== Exercise data ==
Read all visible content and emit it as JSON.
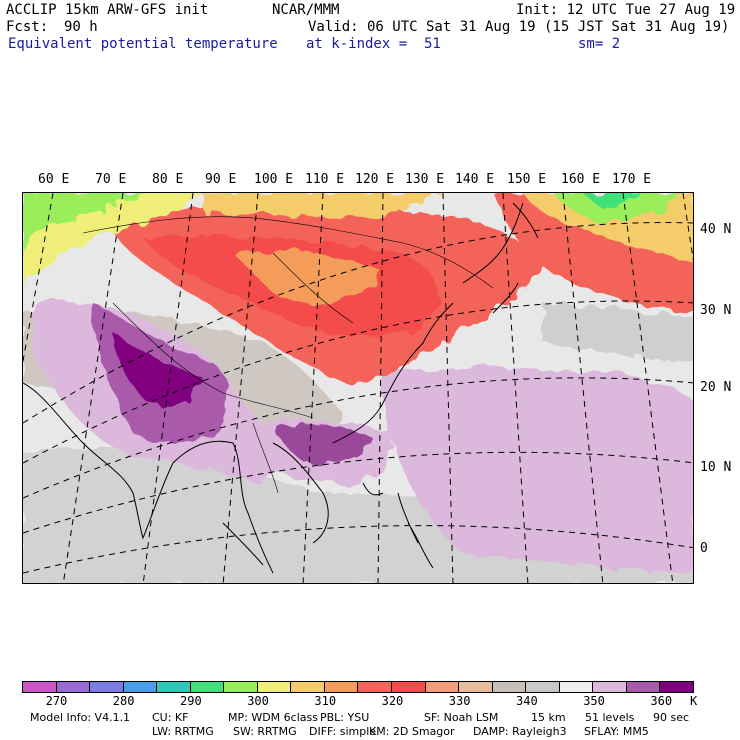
{
  "header": {
    "model_title": "ACCLIP 15km ARW-GFS init",
    "center": "NCAR/MMM",
    "init": "Init: 12 UTC Tue 27 Aug 19",
    "fcst_label": "Fcst:",
    "fcst_value": "90 h",
    "valid": "Valid: 06 UTC Sat 31 Aug 19 (15 JST Sat 31 Aug 19)",
    "field": "Equivalent potential temperature",
    "level": "at k-index =  51",
    "smooth": "sm= 2"
  },
  "map": {
    "lon_labels": [
      "60 E",
      "70 E",
      "80 E",
      "90 E",
      "100 E",
      "110 E",
      "120 E",
      "130 E",
      "140 E",
      "150 E",
      "160 E",
      "170 E"
    ],
    "lat_labels": [
      "40 N",
      "30 N",
      "20 N",
      "10 N",
      "0"
    ]
  },
  "colorbar": {
    "colors": [
      "#cc55cc",
      "#9a6ad8",
      "#7c7ce6",
      "#4a9ee8",
      "#2ec8b8",
      "#42e07a",
      "#9aee5a",
      "#eeee78",
      "#f4cc6a",
      "#f49c5a",
      "#f4645a",
      "#f44c4c",
      "#f29c7e",
      "#e6bc9a",
      "#c8c0b8",
      "#c8c8c8",
      "#eeeeee",
      "#dcb8dc",
      "#aa5aaa",
      "#800080"
    ],
    "tick_labels": [
      "270",
      "280",
      "290",
      "300",
      "310",
      "320",
      "330",
      "340",
      "350",
      "360"
    ],
    "unit": "K"
  },
  "model_info": {
    "line1": [
      "Model Info: V4.1.1",
      "CU: KF",
      "MP: WDM 6class",
      "PBL: YSU",
      "SF: Noah LSM",
      "15 km",
      "51 levels",
      "90 sec"
    ],
    "line2": [
      "LW: RRTMG",
      "SW: RRTMG",
      "DIFF: simple",
      "KM: 2D Smagor",
      "DAMP: Rayleigh3",
      "SFLAY: MM5"
    ]
  }
}
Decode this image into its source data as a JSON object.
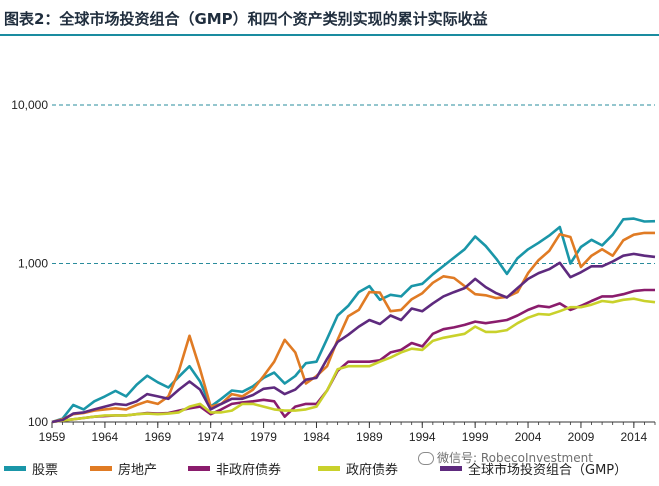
{
  "chart_data": {
    "type": "line",
    "title": "图表2：全球市场投资组合（GMP）和四个资产类别实现的累计实际收益",
    "yscale": "log",
    "ylim": [
      100,
      10000
    ],
    "yticks": [
      "100",
      "1,000",
      "10,000"
    ],
    "ytick_values": [
      100,
      1000,
      10000
    ],
    "xlim": [
      1959,
      2016
    ],
    "xticks": [
      "1959",
      "1964",
      "1969",
      "1974",
      "1979",
      "1984",
      "1989",
      "1994",
      "1999",
      "2004",
      "2009",
      "2014"
    ],
    "xtick_values": [
      1959,
      1964,
      1969,
      1974,
      1979,
      1984,
      1989,
      1994,
      1999,
      2004,
      2009,
      2014
    ],
    "grid": "horizontal dashed at 1,000 and 10,000",
    "legend_position": "bottom",
    "x": [
      1959,
      1960,
      1961,
      1962,
      1963,
      1964,
      1965,
      1966,
      1967,
      1968,
      1969,
      1970,
      1971,
      1972,
      1973,
      1974,
      1975,
      1976,
      1977,
      1978,
      1979,
      1980,
      1981,
      1982,
      1983,
      1984,
      1985,
      1986,
      1987,
      1988,
      1989,
      1990,
      1991,
      1992,
      1993,
      1994,
      1995,
      1996,
      1997,
      1998,
      1999,
      2000,
      2001,
      2002,
      2003,
      2004,
      2005,
      2006,
      2007,
      2008,
      2009,
      2010,
      2011,
      2012,
      2013,
      2014,
      2015,
      2016
    ],
    "series": [
      {
        "name": "股票",
        "color": "#1a96a8",
        "values": [
          100,
          105,
          128,
          120,
          135,
          145,
          157,
          145,
          172,
          196,
          178,
          165,
          193,
          225,
          180,
          125,
          140,
          158,
          155,
          168,
          190,
          205,
          175,
          195,
          235,
          240,
          335,
          470,
          540,
          660,
          720,
          590,
          635,
          620,
          720,
          745,
          855,
          965,
          1090,
          1230,
          1480,
          1290,
          1070,
          860,
          1080,
          1230,
          1350,
          1500,
          1700,
          1000,
          1270,
          1410,
          1300,
          1520,
          1900,
          1920,
          1840,
          1850
        ],
        "_axis_": "log"
      },
      {
        "name": "房地产",
        "color": "#e07b24",
        "values": [
          100,
          104,
          112,
          114,
          118,
          120,
          122,
          120,
          128,
          135,
          130,
          145,
          210,
          350,
          215,
          125,
          130,
          150,
          145,
          160,
          195,
          240,
          330,
          275,
          175,
          195,
          225,
          330,
          465,
          510,
          660,
          655,
          500,
          510,
          595,
          650,
          755,
          830,
          810,
          720,
          640,
          630,
          605,
          615,
          660,
          870,
          1050,
          1200,
          1530,
          1470,
          950,
          1120,
          1230,
          1120,
          1400,
          1520,
          1560,
          1560
        ]
      },
      {
        "name": "非政府债券",
        "color": "#8a1c6c",
        "values": [
          100,
          102,
          104,
          106,
          108,
          109,
          110,
          110,
          112,
          114,
          113,
          114,
          118,
          122,
          125,
          112,
          120,
          130,
          133,
          135,
          138,
          135,
          108,
          125,
          130,
          130,
          158,
          210,
          240,
          240,
          240,
          245,
          275,
          285,
          315,
          300,
          360,
          385,
          395,
          410,
          430,
          420,
          430,
          440,
          470,
          510,
          540,
          530,
          560,
          510,
          540,
          580,
          620,
          620,
          640,
          670,
          680,
          680
        ]
      },
      {
        "name": "政府债券",
        "color": "#c9d12b",
        "values": [
          100,
          102,
          104,
          106,
          108,
          110,
          110,
          110,
          112,
          113,
          112,
          113,
          115,
          125,
          130,
          115,
          115,
          118,
          130,
          130,
          125,
          120,
          118,
          118,
          120,
          125,
          158,
          215,
          225,
          225,
          225,
          240,
          255,
          275,
          290,
          285,
          325,
          340,
          350,
          360,
          400,
          370,
          370,
          380,
          420,
          455,
          480,
          475,
          500,
          530,
          530,
          550,
          580,
          570,
          590,
          600,
          580,
          570
        ]
      },
      {
        "name": "全球市场投资组合（GMP）",
        "color": "#5e2a7e",
        "values": [
          100,
          103,
          113,
          115,
          120,
          125,
          130,
          128,
          135,
          150,
          145,
          140,
          160,
          180,
          160,
          120,
          130,
          140,
          140,
          148,
          162,
          165,
          150,
          160,
          185,
          190,
          250,
          320,
          355,
          400,
          440,
          415,
          470,
          440,
          520,
          500,
          560,
          620,
          660,
          700,
          800,
          710,
          650,
          610,
          700,
          800,
          870,
          920,
          1010,
          820,
          880,
          960,
          960,
          1030,
          1120,
          1150,
          1120,
          1100
        ]
      }
    ]
  },
  "watermark": "微信号: RobecoInvestment"
}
===
Stated goal - Tally the lines of the listing in which the word "JSON" occurs, and state the total alone.

Solution for this problem - 2